* _Data provided_:
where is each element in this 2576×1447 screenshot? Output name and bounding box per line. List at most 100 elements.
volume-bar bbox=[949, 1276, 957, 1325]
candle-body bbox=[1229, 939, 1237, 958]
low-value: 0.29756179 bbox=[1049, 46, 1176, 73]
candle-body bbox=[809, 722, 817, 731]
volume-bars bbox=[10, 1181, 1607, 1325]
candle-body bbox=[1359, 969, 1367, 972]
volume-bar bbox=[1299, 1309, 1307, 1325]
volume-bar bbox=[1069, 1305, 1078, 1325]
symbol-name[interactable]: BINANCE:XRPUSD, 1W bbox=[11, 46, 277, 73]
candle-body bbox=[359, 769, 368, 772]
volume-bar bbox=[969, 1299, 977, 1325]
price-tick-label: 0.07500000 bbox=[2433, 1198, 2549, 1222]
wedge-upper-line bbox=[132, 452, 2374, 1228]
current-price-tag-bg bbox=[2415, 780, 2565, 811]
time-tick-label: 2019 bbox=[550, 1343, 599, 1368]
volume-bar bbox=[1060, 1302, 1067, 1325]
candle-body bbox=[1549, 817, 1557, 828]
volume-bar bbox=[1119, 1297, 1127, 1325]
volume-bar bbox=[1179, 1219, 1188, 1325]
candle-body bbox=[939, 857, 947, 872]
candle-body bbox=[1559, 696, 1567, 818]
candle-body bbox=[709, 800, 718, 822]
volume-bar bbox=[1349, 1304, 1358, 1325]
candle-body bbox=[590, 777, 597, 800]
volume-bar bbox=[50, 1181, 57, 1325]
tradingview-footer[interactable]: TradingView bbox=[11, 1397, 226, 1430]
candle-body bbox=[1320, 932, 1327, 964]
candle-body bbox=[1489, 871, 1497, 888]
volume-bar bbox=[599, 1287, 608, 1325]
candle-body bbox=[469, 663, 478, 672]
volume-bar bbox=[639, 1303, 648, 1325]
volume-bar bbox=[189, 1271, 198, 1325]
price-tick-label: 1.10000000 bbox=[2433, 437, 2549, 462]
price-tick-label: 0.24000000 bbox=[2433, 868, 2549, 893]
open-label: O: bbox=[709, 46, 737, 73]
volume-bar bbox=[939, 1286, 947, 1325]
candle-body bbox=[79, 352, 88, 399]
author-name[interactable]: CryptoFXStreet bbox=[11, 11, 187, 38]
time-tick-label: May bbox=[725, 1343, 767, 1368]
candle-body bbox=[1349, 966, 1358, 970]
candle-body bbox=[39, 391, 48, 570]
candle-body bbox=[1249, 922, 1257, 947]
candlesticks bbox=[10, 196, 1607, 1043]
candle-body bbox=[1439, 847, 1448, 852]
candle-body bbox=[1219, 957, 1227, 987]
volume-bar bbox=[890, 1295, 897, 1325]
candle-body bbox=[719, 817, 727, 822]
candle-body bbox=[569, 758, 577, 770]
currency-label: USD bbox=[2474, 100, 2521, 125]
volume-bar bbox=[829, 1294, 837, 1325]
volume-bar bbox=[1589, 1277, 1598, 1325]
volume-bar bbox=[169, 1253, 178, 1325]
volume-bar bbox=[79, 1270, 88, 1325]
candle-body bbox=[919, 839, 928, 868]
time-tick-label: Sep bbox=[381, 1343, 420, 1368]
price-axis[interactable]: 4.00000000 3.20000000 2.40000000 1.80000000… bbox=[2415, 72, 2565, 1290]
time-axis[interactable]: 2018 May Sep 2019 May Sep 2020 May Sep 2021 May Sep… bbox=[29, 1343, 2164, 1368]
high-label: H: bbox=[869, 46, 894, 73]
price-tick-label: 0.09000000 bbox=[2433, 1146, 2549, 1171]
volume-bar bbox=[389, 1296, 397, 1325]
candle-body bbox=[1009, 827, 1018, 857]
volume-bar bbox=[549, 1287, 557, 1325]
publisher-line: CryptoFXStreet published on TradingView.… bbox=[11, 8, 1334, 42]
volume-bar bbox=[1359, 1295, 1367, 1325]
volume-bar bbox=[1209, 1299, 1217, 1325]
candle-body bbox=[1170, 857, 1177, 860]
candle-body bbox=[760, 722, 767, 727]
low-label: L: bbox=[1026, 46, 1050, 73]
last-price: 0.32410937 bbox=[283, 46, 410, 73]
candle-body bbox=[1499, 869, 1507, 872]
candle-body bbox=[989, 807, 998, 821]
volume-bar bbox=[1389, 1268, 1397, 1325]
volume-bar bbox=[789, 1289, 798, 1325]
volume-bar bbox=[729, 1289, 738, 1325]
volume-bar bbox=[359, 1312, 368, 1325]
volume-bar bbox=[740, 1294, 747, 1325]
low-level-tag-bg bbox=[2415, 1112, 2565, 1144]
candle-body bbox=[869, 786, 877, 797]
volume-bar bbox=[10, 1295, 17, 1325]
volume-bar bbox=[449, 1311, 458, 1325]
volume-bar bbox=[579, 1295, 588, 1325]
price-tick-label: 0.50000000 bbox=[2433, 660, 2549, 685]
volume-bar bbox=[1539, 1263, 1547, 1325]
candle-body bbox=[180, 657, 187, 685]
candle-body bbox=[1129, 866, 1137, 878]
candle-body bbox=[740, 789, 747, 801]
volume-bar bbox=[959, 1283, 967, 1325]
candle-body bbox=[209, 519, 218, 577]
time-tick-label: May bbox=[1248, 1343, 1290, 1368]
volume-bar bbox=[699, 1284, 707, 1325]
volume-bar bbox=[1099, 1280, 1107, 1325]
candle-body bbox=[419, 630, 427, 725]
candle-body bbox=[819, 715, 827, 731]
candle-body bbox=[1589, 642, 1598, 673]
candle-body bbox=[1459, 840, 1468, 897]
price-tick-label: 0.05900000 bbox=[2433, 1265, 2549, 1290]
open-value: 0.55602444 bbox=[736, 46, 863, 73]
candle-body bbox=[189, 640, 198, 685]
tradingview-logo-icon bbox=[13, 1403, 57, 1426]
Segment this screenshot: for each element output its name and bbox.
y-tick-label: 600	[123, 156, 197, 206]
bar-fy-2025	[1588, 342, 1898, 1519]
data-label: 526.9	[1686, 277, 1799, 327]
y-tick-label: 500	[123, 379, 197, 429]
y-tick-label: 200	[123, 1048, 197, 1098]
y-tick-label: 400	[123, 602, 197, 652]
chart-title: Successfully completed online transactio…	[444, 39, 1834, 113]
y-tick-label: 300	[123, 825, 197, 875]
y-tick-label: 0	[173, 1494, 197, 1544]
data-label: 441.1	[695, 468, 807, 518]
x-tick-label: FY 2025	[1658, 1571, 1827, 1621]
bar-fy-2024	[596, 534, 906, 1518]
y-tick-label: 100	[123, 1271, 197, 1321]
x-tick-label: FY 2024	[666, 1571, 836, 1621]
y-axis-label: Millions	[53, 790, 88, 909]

* _Instructions to follow_: Copy out all of the records above line for line, changing nothing.

* _Result for this exercise_:
where is each element in this 2576×1447 screenshot? Output name and bounding box per line. List at most 100 elements.
volume-bar bbox=[949, 1276, 957, 1325]
candle-body bbox=[1229, 939, 1237, 958]
low-value: 0.29756179 bbox=[1049, 46, 1176, 73]
candle-body bbox=[809, 722, 817, 731]
volume-bars bbox=[10, 1181, 1607, 1325]
candle-body bbox=[1359, 969, 1367, 972]
volume-bar bbox=[1299, 1309, 1307, 1325]
volume-bar bbox=[1069, 1305, 1078, 1325]
symbol-name[interactable]: BINANCE:XRPUSD, 1W bbox=[11, 46, 277, 73]
candle-body bbox=[359, 769, 368, 772]
volume-bar bbox=[969, 1299, 977, 1325]
price-tick-label: 0.07500000 bbox=[2433, 1198, 2549, 1222]
wedge-upper-line bbox=[132, 452, 2374, 1228]
current-price-tag-bg bbox=[2415, 780, 2565, 811]
time-tick-label: 2019 bbox=[550, 1343, 599, 1368]
volume-bar bbox=[1060, 1302, 1067, 1325]
candle-body bbox=[1549, 817, 1557, 828]
volume-bar bbox=[1119, 1297, 1127, 1325]
volume-bar bbox=[1179, 1219, 1188, 1325]
candle-body bbox=[939, 857, 947, 872]
candle-body bbox=[1559, 696, 1567, 818]
candle-body bbox=[709, 800, 718, 822]
volume-bar bbox=[1349, 1304, 1358, 1325]
candle-body bbox=[590, 777, 597, 800]
volume-bar bbox=[50, 1181, 57, 1325]
tradingview-footer[interactable]: TradingView bbox=[11, 1397, 226, 1430]
candle-body bbox=[1320, 932, 1327, 964]
candle-body bbox=[1489, 871, 1497, 888]
volume-bar bbox=[599, 1287, 608, 1325]
candle-body bbox=[469, 663, 478, 672]
volume-bar bbox=[639, 1303, 648, 1325]
volume-bar bbox=[189, 1271, 198, 1325]
price-tick-label: 1.10000000 bbox=[2433, 437, 2549, 462]
price-tick-label: 0.24000000 bbox=[2433, 868, 2549, 893]
open-label: O: bbox=[709, 46, 737, 73]
volume-bar bbox=[939, 1286, 947, 1325]
candle-body bbox=[79, 352, 88, 399]
author-name[interactable]: CryptoFXStreet bbox=[11, 11, 187, 38]
time-tick-label: May bbox=[725, 1343, 767, 1368]
candle-body bbox=[1349, 966, 1358, 970]
candle-body bbox=[39, 391, 48, 570]
candle-body bbox=[1249, 922, 1257, 947]
candlesticks bbox=[10, 196, 1607, 1043]
candle-body bbox=[1439, 847, 1448, 852]
candle-body bbox=[1219, 957, 1227, 987]
volume-bar bbox=[890, 1295, 897, 1325]
candle-body bbox=[719, 817, 727, 822]
candle-body bbox=[569, 758, 577, 770]
currency-label: USD bbox=[2474, 100, 2521, 125]
volume-bar bbox=[829, 1294, 837, 1325]
volume-bar bbox=[1589, 1277, 1598, 1325]
volume-bar bbox=[169, 1253, 178, 1325]
volume-bar bbox=[79, 1270, 88, 1325]
candle-body bbox=[919, 839, 928, 868]
time-tick-label: Sep bbox=[381, 1343, 420, 1368]
price-axis[interactable]: 4.00000000 3.20000000 2.40000000 1.80000000… bbox=[2415, 72, 2565, 1290]
time-axis[interactable]: 2018 May Sep 2019 May Sep 2020 May Sep 2021 May Sep… bbox=[29, 1343, 2164, 1368]
high-label: H: bbox=[869, 46, 894, 73]
price-tick-label: 0.09000000 bbox=[2433, 1146, 2549, 1171]
volume-bar bbox=[389, 1296, 397, 1325]
candle-body bbox=[1009, 827, 1018, 857]
volume-bar bbox=[549, 1287, 557, 1325]
publisher-line: CryptoFXStreet published on TradingView.… bbox=[11, 8, 1334, 42]
volume-bar bbox=[1359, 1295, 1367, 1325]
volume-bar bbox=[1209, 1299, 1217, 1325]
candle-body bbox=[1170, 857, 1177, 860]
candle-body bbox=[760, 722, 767, 727]
low-label: L: bbox=[1026, 46, 1050, 73]
last-price: 0.32410937 bbox=[283, 46, 410, 73]
candle-body bbox=[1499, 869, 1507, 872]
candle-body bbox=[989, 807, 998, 821]
volume-bar bbox=[1389, 1268, 1397, 1325]
volume-bar bbox=[789, 1289, 798, 1325]
volume-bar bbox=[729, 1289, 738, 1325]
volume-bar bbox=[359, 1312, 368, 1325]
volume-bar bbox=[740, 1294, 747, 1325]
low-level-tag-bg bbox=[2415, 1112, 2565, 1144]
candle-body bbox=[869, 786, 877, 797]
volume-bar bbox=[10, 1295, 17, 1325]
volume-bar bbox=[449, 1311, 458, 1325]
volume-bar bbox=[579, 1295, 588, 1325]
price-tick-label: 0.50000000 bbox=[2433, 660, 2549, 685]
volume-bar bbox=[1539, 1263, 1547, 1325]
candle-body bbox=[180, 657, 187, 685]
candle-body bbox=[1129, 866, 1137, 878]
candle-body bbox=[740, 789, 747, 801]
volume-bar bbox=[959, 1283, 967, 1325]
candle-body bbox=[209, 519, 218, 577]
time-tick-label: May bbox=[1248, 1343, 1290, 1368]
volume-bar bbox=[699, 1284, 707, 1325]
volume-bar bbox=[1099, 1280, 1107, 1325]
candle-body bbox=[419, 630, 427, 725]
candle-body bbox=[819, 715, 827, 731]
candle-body bbox=[1589, 642, 1598, 673]
candle-body bbox=[1459, 840, 1468, 897]
price-tick-label: 0.05900000 bbox=[2433, 1265, 2549, 1290]
open-value: 0.55602444 bbox=[736, 46, 863, 73]
candle-body bbox=[189, 640, 198, 685]
tradingview-logo-icon bbox=[13, 1403, 57, 1426]
Segment this screenshot: for each element output its name and bbox.
y-tick-label: 600	[123, 156, 197, 206]
bar-fy-2025	[1588, 342, 1898, 1519]
data-label: 526.9	[1686, 277, 1799, 327]
y-tick-label: 500	[123, 379, 197, 429]
y-tick-label: 200	[123, 1048, 197, 1098]
y-tick-label: 400	[123, 602, 197, 652]
chart-title: Successfully completed online transactio…	[444, 39, 1834, 113]
y-tick-label: 300	[123, 825, 197, 875]
y-tick-label: 0	[173, 1494, 197, 1544]
data-label: 441.1	[695, 468, 807, 518]
x-tick-label: FY 2025	[1658, 1571, 1827, 1621]
bar-fy-2024	[596, 534, 906, 1518]
y-tick-label: 100	[123, 1271, 197, 1321]
x-tick-label: FY 2024	[666, 1571, 836, 1621]
y-axis-label: Millions	[53, 790, 88, 909]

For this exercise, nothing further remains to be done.